--- Job ---
Collect every line that includes the string "ylabel".

-- Start Data supplied --

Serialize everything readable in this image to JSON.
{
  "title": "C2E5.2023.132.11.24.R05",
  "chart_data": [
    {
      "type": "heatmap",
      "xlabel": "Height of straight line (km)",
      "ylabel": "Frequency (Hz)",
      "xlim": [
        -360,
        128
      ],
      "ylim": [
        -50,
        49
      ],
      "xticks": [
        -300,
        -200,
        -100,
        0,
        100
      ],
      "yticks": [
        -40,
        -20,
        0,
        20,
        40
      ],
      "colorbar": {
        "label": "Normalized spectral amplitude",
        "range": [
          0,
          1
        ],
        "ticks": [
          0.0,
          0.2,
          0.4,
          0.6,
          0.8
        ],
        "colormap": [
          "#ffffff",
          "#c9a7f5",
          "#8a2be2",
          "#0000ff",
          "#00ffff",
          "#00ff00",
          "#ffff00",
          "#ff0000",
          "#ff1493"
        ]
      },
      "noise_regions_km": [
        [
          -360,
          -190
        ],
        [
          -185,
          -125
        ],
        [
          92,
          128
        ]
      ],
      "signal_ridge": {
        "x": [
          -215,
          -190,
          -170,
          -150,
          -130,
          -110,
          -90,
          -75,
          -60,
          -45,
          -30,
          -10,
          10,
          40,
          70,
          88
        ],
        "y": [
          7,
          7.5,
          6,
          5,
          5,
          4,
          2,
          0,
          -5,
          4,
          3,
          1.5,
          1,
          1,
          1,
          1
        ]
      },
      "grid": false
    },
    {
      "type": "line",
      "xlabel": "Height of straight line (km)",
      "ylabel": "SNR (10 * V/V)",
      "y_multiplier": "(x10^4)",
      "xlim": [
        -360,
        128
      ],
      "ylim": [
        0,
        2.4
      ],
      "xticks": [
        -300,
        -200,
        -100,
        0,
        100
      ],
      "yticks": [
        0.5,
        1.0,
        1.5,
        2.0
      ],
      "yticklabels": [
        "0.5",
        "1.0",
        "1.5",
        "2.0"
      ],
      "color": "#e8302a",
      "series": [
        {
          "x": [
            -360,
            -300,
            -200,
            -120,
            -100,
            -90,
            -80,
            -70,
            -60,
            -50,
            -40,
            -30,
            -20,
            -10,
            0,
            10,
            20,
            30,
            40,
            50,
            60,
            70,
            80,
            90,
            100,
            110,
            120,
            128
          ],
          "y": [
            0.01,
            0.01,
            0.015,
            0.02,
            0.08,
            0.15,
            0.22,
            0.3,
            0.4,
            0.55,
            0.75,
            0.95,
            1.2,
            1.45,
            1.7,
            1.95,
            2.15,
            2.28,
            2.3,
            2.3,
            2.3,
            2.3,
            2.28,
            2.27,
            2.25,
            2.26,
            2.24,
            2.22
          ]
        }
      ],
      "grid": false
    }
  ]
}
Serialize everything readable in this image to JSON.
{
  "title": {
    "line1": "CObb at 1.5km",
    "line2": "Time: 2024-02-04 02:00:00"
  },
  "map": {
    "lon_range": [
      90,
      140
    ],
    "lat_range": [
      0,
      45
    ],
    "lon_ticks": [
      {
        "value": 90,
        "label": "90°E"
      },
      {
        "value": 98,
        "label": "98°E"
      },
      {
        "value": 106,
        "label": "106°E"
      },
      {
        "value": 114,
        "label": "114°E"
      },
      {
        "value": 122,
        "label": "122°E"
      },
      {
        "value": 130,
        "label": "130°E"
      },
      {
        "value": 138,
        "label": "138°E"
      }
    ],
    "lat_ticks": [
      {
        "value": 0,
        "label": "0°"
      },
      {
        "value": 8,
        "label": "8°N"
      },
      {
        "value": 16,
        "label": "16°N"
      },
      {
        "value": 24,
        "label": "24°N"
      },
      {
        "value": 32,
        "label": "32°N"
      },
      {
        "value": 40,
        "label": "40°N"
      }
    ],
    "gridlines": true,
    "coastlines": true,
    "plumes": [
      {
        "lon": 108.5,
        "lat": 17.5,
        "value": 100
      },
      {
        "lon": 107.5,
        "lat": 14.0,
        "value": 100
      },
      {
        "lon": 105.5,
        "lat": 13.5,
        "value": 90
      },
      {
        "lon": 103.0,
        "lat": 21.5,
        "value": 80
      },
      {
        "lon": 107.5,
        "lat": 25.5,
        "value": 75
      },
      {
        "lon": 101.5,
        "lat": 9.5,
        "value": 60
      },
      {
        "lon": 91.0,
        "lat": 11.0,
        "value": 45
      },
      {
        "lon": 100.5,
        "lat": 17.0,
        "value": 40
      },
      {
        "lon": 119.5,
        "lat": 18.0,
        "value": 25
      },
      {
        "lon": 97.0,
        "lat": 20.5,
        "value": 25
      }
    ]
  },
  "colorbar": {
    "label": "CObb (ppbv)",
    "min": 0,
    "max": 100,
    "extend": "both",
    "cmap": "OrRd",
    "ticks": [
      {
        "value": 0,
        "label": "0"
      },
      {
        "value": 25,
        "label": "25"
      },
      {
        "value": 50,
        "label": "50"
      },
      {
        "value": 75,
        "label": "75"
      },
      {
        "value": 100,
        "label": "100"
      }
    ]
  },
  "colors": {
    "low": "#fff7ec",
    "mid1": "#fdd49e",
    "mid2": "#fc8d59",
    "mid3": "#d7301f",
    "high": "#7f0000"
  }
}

-- End Data supplied --

--- Problem solution ---
      "ylabel": "Frequency (Hz)",
      "ylabel": "SNR (10 * V/V)",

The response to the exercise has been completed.